SHORT EXERCISE >> Transcribe the material below line for line, leaving out the picture.

═════ MATERIAL PROVIDED ═════

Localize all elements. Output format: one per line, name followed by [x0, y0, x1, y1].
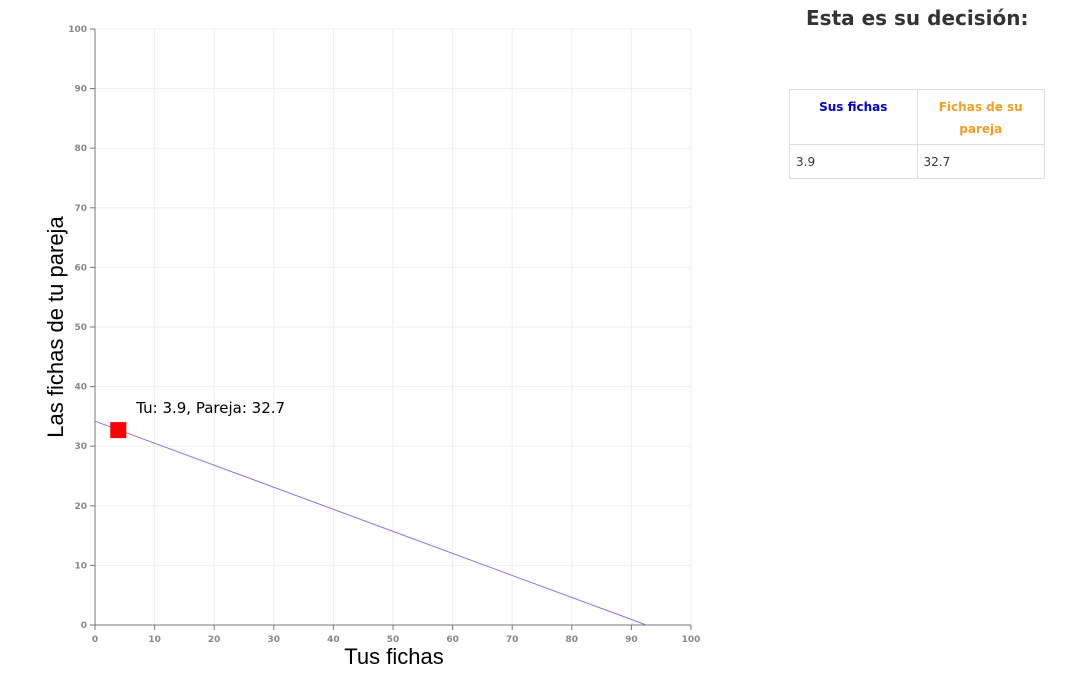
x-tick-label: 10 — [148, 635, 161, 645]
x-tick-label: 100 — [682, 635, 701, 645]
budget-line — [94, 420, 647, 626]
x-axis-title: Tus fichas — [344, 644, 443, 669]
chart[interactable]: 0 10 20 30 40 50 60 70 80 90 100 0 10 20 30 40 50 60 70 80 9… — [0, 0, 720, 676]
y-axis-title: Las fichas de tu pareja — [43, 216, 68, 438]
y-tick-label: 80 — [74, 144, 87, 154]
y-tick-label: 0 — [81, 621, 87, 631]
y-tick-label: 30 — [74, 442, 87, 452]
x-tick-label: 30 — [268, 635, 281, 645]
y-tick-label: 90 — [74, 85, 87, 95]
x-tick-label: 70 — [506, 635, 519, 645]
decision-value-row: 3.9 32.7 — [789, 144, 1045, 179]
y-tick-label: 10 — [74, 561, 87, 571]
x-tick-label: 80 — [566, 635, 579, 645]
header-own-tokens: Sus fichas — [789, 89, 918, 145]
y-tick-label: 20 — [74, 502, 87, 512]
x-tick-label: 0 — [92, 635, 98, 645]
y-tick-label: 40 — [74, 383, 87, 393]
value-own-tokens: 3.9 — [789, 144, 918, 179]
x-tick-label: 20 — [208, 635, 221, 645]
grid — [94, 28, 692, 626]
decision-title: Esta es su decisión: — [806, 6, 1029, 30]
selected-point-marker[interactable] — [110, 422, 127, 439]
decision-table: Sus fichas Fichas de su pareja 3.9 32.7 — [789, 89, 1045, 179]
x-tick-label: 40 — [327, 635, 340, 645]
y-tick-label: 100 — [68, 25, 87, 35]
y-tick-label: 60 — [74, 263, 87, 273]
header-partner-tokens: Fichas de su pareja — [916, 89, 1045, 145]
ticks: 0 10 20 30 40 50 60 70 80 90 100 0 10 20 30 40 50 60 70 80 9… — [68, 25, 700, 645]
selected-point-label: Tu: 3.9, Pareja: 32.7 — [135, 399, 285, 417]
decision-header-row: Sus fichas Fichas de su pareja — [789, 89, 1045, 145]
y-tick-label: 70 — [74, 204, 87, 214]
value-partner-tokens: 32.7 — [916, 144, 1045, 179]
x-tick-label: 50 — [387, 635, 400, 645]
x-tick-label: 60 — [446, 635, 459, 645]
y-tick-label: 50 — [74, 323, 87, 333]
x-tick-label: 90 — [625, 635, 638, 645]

═════

EXERCISE OUTPUT >>
Localize all elements. Output format: one per line, name followed by [x0, y0, x1, y1].
x-tick-label: 10 — [148, 635, 161, 645]
x-tick-label: 100 — [682, 635, 701, 645]
budget-line — [94, 420, 647, 626]
x-axis-title: Tus fichas — [344, 644, 443, 669]
chart[interactable]: 0 10 20 30 40 50 60 70 80 90 100 0 10 20 30 40 50 60 70 80 9… — [0, 0, 720, 676]
y-axis-title: Las fichas de tu pareja — [43, 216, 68, 438]
y-tick-label: 80 — [74, 144, 87, 154]
y-tick-label: 0 — [81, 621, 87, 631]
y-tick-label: 30 — [74, 442, 87, 452]
x-tick-label: 30 — [268, 635, 281, 645]
y-tick-label: 90 — [74, 85, 87, 95]
x-tick-label: 70 — [506, 635, 519, 645]
decision-value-row: 3.9 32.7 — [789, 144, 1045, 179]
y-tick-label: 10 — [74, 561, 87, 571]
x-tick-label: 80 — [566, 635, 579, 645]
header-own-tokens: Sus fichas — [789, 89, 918, 145]
y-tick-label: 20 — [74, 502, 87, 512]
x-tick-label: 0 — [92, 635, 98, 645]
y-tick-label: 40 — [74, 383, 87, 393]
value-own-tokens: 3.9 — [789, 144, 918, 179]
x-tick-label: 20 — [208, 635, 221, 645]
grid — [94, 28, 692, 626]
decision-title: Esta es su decisión: — [806, 6, 1029, 30]
selected-point-marker[interactable] — [110, 422, 127, 439]
decision-table: Sus fichas Fichas de su pareja 3.9 32.7 — [789, 89, 1045, 179]
x-tick-label: 40 — [327, 635, 340, 645]
y-tick-label: 100 — [68, 25, 87, 35]
y-tick-label: 60 — [74, 263, 87, 273]
header-partner-tokens: Fichas de su pareja — [916, 89, 1045, 145]
ticks: 0 10 20 30 40 50 60 70 80 90 100 0 10 20 30 40 50 60 70 80 9… — [68, 25, 700, 645]
selected-point-label: Tu: 3.9, Pareja: 32.7 — [135, 399, 285, 417]
decision-header-row: Sus fichas Fichas de su pareja — [789, 89, 1045, 145]
y-tick-label: 70 — [74, 204, 87, 214]
value-partner-tokens: 32.7 — [916, 144, 1045, 179]
x-tick-label: 50 — [387, 635, 400, 645]
x-tick-label: 60 — [446, 635, 459, 645]
y-tick-label: 50 — [74, 323, 87, 333]
x-tick-label: 90 — [625, 635, 638, 645]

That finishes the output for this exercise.